━━━━━ INPUT RECORDS

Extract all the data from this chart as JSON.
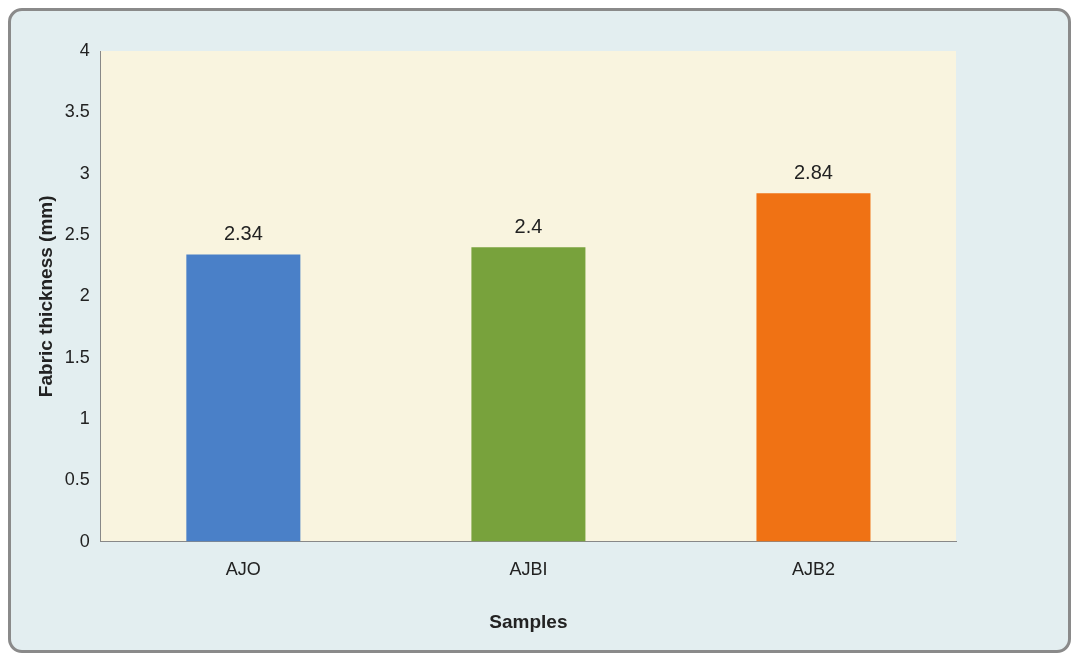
{
  "chart_data": {
    "type": "bar",
    "categories": [
      "AJO",
      "AJBI",
      "AJB2"
    ],
    "values": [
      2.34,
      2.4,
      2.84
    ],
    "colors": [
      "#4a80c8",
      "#78a23c",
      "#f07214"
    ],
    "xlabel": "Samples",
    "ylabel": "Fabric thickness (mm)",
    "ylim": [
      0,
      4
    ],
    "yticks": [
      0,
      0.5,
      1,
      1.5,
      2,
      2.5,
      3,
      3.5,
      4
    ],
    "grid": false,
    "legend": false,
    "data_labels": true
  }
}
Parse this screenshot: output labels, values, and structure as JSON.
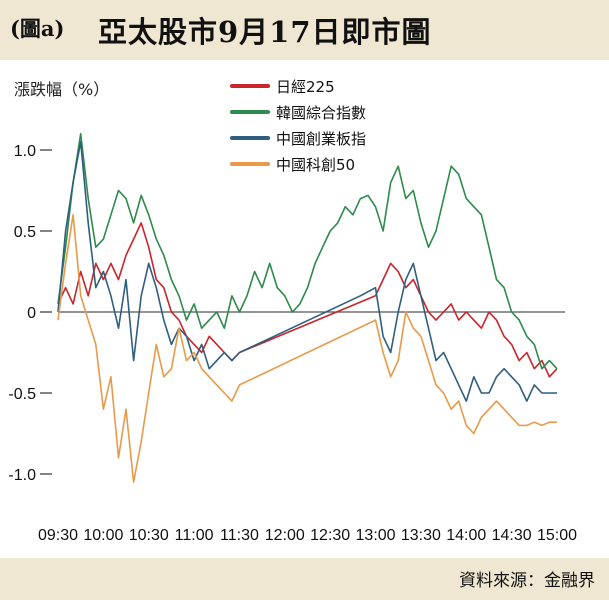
{
  "header": {
    "figure_tag": "(圖a)",
    "title": "亞太股市9月17日即市圖"
  },
  "footer": {
    "source": "資料來源：金融界"
  },
  "chart_data": {
    "type": "line",
    "ylabel": "漲跌幅（%）",
    "ylim": [
      -1.2,
      1.2
    ],
    "yticks": [
      1.0,
      0.5,
      0,
      -0.5,
      -1.0
    ],
    "ytick_labels": [
      "1.0",
      "0.5",
      "0",
      "-0.5",
      "-1.0"
    ],
    "x_tick_labels": [
      "09:30",
      "10:00",
      "10:30",
      "11:00",
      "11:30",
      "12:00",
      "12:30",
      "13:00",
      "13:30",
      "14:00",
      "14:30",
      "15:00"
    ],
    "x_tick_minutes": [
      570,
      600,
      630,
      660,
      690,
      720,
      750,
      780,
      810,
      840,
      870,
      900
    ],
    "xlim": [
      570,
      900
    ],
    "grid": false,
    "legend_position": "top-center",
    "series": [
      {
        "name": "日經225",
        "color": "#c8252c",
        "points": [
          [
            570,
            0.05
          ],
          [
            575,
            0.15
          ],
          [
            580,
            0.05
          ],
          [
            585,
            0.25
          ],
          [
            590,
            0.1
          ],
          [
            595,
            0.3
          ],
          [
            600,
            0.2
          ],
          [
            605,
            0.3
          ],
          [
            610,
            0.2
          ],
          [
            615,
            0.35
          ],
          [
            620,
            0.45
          ],
          [
            625,
            0.55
          ],
          [
            630,
            0.4
          ],
          [
            635,
            0.2
          ],
          [
            640,
            0.15
          ],
          [
            645,
            0.0
          ],
          [
            650,
            -0.05
          ],
          [
            655,
            -0.15
          ],
          [
            660,
            -0.2
          ],
          [
            665,
            -0.25
          ],
          [
            670,
            -0.15
          ],
          [
            675,
            -0.2
          ],
          [
            680,
            -0.25
          ],
          [
            685,
            -0.3
          ],
          [
            690,
            -0.25
          ],
          [
            780,
            0.1
          ],
          [
            785,
            0.2
          ],
          [
            790,
            0.3
          ],
          [
            795,
            0.25
          ],
          [
            800,
            0.15
          ],
          [
            805,
            0.2
          ],
          [
            810,
            0.1
          ],
          [
            815,
            0.0
          ],
          [
            820,
            -0.05
          ],
          [
            825,
            0.0
          ],
          [
            830,
            0.05
          ],
          [
            835,
            -0.05
          ],
          [
            840,
            0.0
          ],
          [
            845,
            -0.05
          ],
          [
            850,
            -0.1
          ],
          [
            855,
            0.0
          ],
          [
            860,
            -0.05
          ],
          [
            865,
            -0.15
          ],
          [
            870,
            -0.2
          ],
          [
            875,
            -0.3
          ],
          [
            880,
            -0.25
          ],
          [
            885,
            -0.35
          ],
          [
            890,
            -0.3
          ],
          [
            895,
            -0.4
          ],
          [
            900,
            -0.35
          ]
        ]
      },
      {
        "name": "韓國綜合指數",
        "color": "#2e8b4a",
        "points": [
          [
            570,
            0.05
          ],
          [
            575,
            0.4
          ],
          [
            580,
            0.8
          ],
          [
            585,
            1.1
          ],
          [
            590,
            0.7
          ],
          [
            595,
            0.4
          ],
          [
            600,
            0.45
          ],
          [
            605,
            0.6
          ],
          [
            610,
            0.75
          ],
          [
            615,
            0.7
          ],
          [
            620,
            0.55
          ],
          [
            625,
            0.72
          ],
          [
            630,
            0.6
          ],
          [
            635,
            0.45
          ],
          [
            640,
            0.35
          ],
          [
            645,
            0.2
          ],
          [
            650,
            0.1
          ],
          [
            655,
            -0.05
          ],
          [
            660,
            0.05
          ],
          [
            665,
            -0.1
          ],
          [
            670,
            -0.05
          ],
          [
            675,
            0.0
          ],
          [
            680,
            -0.1
          ],
          [
            685,
            0.1
          ],
          [
            690,
            0.0
          ],
          [
            695,
            0.1
          ],
          [
            700,
            0.25
          ],
          [
            705,
            0.15
          ],
          [
            710,
            0.3
          ],
          [
            715,
            0.15
          ],
          [
            720,
            0.1
          ],
          [
            725,
            0.0
          ],
          [
            730,
            0.05
          ],
          [
            735,
            0.15
          ],
          [
            740,
            0.3
          ],
          [
            745,
            0.4
          ],
          [
            750,
            0.5
          ],
          [
            755,
            0.55
          ],
          [
            760,
            0.65
          ],
          [
            765,
            0.6
          ],
          [
            770,
            0.7
          ],
          [
            775,
            0.72
          ],
          [
            780,
            0.65
          ],
          [
            785,
            0.5
          ],
          [
            790,
            0.8
          ],
          [
            795,
            0.9
          ],
          [
            800,
            0.7
          ],
          [
            805,
            0.75
          ],
          [
            810,
            0.55
          ],
          [
            815,
            0.4
          ],
          [
            820,
            0.5
          ],
          [
            825,
            0.7
          ],
          [
            830,
            0.9
          ],
          [
            835,
            0.85
          ],
          [
            840,
            0.7
          ],
          [
            845,
            0.65
          ],
          [
            850,
            0.6
          ],
          [
            855,
            0.4
          ],
          [
            860,
            0.2
          ],
          [
            865,
            0.15
          ],
          [
            870,
            0.0
          ],
          [
            875,
            -0.05
          ],
          [
            880,
            -0.15
          ],
          [
            885,
            -0.2
          ],
          [
            890,
            -0.35
          ],
          [
            895,
            -0.3
          ],
          [
            900,
            -0.35
          ]
        ]
      },
      {
        "name": "中國創業板指",
        "color": "#2f5f7e",
        "points": [
          [
            570,
            0.0
          ],
          [
            575,
            0.5
          ],
          [
            580,
            0.8
          ],
          [
            585,
            1.05
          ],
          [
            590,
            0.55
          ],
          [
            595,
            0.15
          ],
          [
            600,
            0.25
          ],
          [
            605,
            0.1
          ],
          [
            610,
            -0.1
          ],
          [
            615,
            0.2
          ],
          [
            620,
            -0.3
          ],
          [
            625,
            0.1
          ],
          [
            630,
            0.3
          ],
          [
            635,
            0.15
          ],
          [
            640,
            -0.05
          ],
          [
            645,
            -0.2
          ],
          [
            650,
            -0.1
          ],
          [
            655,
            -0.15
          ],
          [
            660,
            -0.3
          ],
          [
            665,
            -0.2
          ],
          [
            670,
            -0.35
          ],
          [
            675,
            -0.3
          ],
          [
            680,
            -0.25
          ],
          [
            685,
            -0.3
          ],
          [
            690,
            -0.25
          ],
          [
            770,
            0.1
          ],
          [
            780,
            0.15
          ],
          [
            785,
            -0.15
          ],
          [
            790,
            -0.25
          ],
          [
            795,
            0.0
          ],
          [
            800,
            0.2
          ],
          [
            805,
            0.3
          ],
          [
            810,
            0.1
          ],
          [
            815,
            -0.1
          ],
          [
            820,
            -0.3
          ],
          [
            825,
            -0.25
          ],
          [
            830,
            -0.35
          ],
          [
            835,
            -0.45
          ],
          [
            840,
            -0.55
          ],
          [
            845,
            -0.4
          ],
          [
            850,
            -0.5
          ],
          [
            855,
            -0.5
          ],
          [
            860,
            -0.4
          ],
          [
            865,
            -0.35
          ],
          [
            870,
            -0.4
          ],
          [
            875,
            -0.45
          ],
          [
            880,
            -0.55
          ],
          [
            885,
            -0.45
          ],
          [
            890,
            -0.5
          ],
          [
            895,
            -0.5
          ],
          [
            900,
            -0.5
          ]
        ]
      },
      {
        "name": "中國科創50",
        "color": "#e89a4a",
        "points": [
          [
            570,
            -0.05
          ],
          [
            575,
            0.3
          ],
          [
            580,
            0.6
          ],
          [
            585,
            0.1
          ],
          [
            590,
            -0.05
          ],
          [
            595,
            -0.2
          ],
          [
            600,
            -0.6
          ],
          [
            605,
            -0.4
          ],
          [
            610,
            -0.9
          ],
          [
            615,
            -0.6
          ],
          [
            620,
            -1.05
          ],
          [
            625,
            -0.8
          ],
          [
            630,
            -0.5
          ],
          [
            635,
            -0.2
          ],
          [
            640,
            -0.4
          ],
          [
            645,
            -0.35
          ],
          [
            650,
            -0.1
          ],
          [
            655,
            -0.3
          ],
          [
            660,
            -0.25
          ],
          [
            665,
            -0.35
          ],
          [
            670,
            -0.4
          ],
          [
            675,
            -0.45
          ],
          [
            680,
            -0.5
          ],
          [
            685,
            -0.55
          ],
          [
            690,
            -0.45
          ],
          [
            780,
            -0.05
          ],
          [
            785,
            -0.25
          ],
          [
            790,
            -0.4
          ],
          [
            795,
            -0.3
          ],
          [
            800,
            0.0
          ],
          [
            805,
            -0.1
          ],
          [
            810,
            -0.15
          ],
          [
            815,
            -0.3
          ],
          [
            820,
            -0.45
          ],
          [
            825,
            -0.5
          ],
          [
            830,
            -0.6
          ],
          [
            835,
            -0.55
          ],
          [
            840,
            -0.7
          ],
          [
            845,
            -0.75
          ],
          [
            850,
            -0.65
          ],
          [
            855,
            -0.6
          ],
          [
            860,
            -0.55
          ],
          [
            865,
            -0.6
          ],
          [
            870,
            -0.65
          ],
          [
            875,
            -0.7
          ],
          [
            880,
            -0.7
          ],
          [
            885,
            -0.68
          ],
          [
            890,
            -0.7
          ],
          [
            895,
            -0.68
          ],
          [
            900,
            -0.68
          ]
        ]
      }
    ]
  }
}
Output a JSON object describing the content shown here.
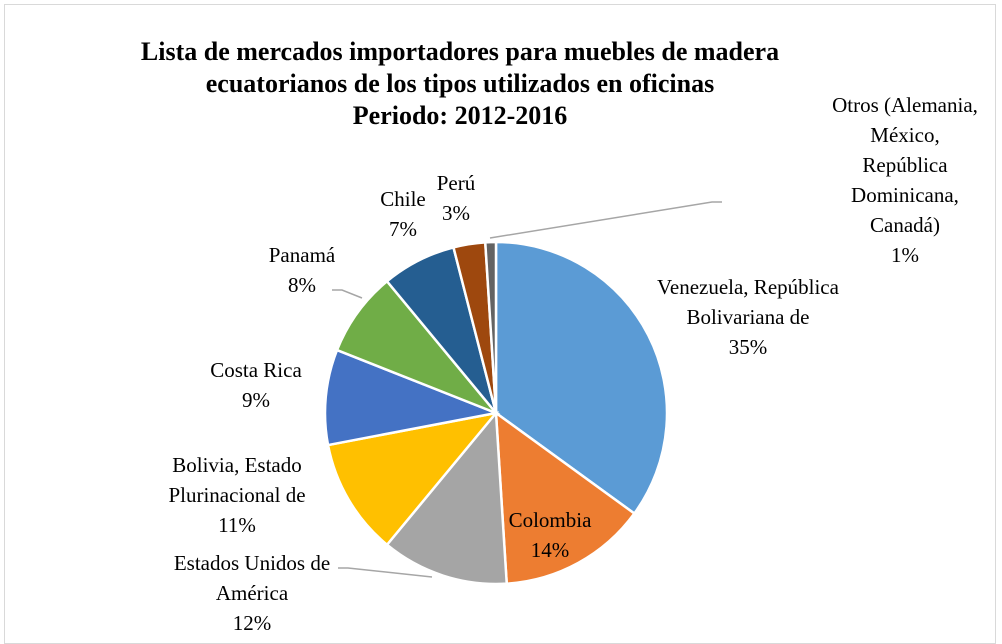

━━━━━━━━━━

● PROBLEM DESCRIPTION
Copy the lines from the entries above in which the word "name" appears.

● RESPONSE TO THIS EXERCISE
        "name": "日經225",
        "name": "韓國綜合指數",
        "name": "中國創業板指",
        "name": "中國科創50",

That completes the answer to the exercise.